Description of the task >> Please count how many lines of the records contain the string "running". Give only the number.

Collected data:
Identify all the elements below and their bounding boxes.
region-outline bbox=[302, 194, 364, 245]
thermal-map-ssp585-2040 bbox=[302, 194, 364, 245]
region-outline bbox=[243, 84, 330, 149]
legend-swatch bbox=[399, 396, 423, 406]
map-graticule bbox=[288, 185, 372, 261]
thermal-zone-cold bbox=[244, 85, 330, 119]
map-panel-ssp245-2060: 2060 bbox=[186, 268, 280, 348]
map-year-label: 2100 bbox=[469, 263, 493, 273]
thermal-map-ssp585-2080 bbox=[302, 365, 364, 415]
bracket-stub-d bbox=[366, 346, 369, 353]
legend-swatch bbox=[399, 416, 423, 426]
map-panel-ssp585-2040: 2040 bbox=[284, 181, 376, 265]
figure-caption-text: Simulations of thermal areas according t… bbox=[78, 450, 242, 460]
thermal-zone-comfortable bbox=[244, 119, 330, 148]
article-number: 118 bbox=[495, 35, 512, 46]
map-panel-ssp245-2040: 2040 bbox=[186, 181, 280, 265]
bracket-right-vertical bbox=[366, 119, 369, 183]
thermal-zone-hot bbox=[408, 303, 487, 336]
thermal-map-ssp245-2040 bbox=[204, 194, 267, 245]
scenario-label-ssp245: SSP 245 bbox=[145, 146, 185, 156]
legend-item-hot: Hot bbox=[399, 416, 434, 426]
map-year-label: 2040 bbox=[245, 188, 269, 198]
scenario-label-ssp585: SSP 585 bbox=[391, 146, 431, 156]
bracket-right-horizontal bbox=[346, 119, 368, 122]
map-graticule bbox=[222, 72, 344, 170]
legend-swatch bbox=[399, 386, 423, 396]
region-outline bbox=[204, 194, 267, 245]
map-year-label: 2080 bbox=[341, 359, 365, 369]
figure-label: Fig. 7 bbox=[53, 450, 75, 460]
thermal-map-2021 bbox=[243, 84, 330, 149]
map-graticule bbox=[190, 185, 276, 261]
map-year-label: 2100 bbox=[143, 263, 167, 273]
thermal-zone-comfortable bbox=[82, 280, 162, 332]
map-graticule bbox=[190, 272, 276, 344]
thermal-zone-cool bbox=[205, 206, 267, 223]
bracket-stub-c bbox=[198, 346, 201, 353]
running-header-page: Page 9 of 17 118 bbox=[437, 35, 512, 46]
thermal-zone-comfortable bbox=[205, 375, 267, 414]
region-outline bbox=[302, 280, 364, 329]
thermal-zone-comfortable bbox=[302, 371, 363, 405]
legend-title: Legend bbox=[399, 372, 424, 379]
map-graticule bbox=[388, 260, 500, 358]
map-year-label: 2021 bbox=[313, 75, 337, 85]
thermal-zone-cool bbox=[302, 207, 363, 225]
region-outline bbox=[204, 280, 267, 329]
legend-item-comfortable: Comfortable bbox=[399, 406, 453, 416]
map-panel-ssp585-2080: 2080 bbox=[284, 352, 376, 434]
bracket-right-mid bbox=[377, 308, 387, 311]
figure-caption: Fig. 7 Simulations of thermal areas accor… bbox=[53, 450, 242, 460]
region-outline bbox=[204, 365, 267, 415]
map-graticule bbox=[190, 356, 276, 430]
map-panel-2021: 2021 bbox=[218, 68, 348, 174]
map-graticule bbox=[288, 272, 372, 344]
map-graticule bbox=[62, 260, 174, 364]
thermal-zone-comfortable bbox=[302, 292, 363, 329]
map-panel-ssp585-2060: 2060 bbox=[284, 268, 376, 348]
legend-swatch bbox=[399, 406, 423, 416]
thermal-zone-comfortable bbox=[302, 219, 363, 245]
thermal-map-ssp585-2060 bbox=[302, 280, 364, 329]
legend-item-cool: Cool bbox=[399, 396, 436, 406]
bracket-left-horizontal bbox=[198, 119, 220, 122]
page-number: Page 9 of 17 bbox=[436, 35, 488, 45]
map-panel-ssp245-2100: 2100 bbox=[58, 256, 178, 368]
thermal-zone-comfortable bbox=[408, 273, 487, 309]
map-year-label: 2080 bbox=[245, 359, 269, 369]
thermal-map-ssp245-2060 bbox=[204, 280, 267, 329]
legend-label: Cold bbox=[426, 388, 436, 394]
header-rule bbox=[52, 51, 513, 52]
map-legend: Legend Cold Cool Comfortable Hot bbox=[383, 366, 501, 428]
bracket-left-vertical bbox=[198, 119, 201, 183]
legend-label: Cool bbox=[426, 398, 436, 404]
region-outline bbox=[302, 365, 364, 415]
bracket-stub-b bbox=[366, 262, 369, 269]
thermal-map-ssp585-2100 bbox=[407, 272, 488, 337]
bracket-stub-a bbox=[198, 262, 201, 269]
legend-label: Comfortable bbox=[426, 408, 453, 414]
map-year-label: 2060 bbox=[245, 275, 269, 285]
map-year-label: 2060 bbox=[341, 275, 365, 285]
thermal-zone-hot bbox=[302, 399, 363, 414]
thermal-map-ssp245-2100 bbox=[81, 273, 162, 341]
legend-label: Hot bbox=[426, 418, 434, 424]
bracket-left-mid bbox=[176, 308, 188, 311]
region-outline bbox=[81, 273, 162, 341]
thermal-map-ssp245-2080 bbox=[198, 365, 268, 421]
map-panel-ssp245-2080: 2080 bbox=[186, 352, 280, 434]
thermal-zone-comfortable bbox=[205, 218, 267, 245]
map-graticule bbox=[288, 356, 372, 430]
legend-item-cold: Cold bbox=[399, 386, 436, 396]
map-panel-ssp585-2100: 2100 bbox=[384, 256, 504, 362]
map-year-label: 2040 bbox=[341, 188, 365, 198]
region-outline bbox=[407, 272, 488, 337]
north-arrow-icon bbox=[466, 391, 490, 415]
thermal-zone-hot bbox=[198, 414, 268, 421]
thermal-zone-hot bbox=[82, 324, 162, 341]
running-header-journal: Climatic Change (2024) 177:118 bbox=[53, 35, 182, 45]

Result of this exercise >> 2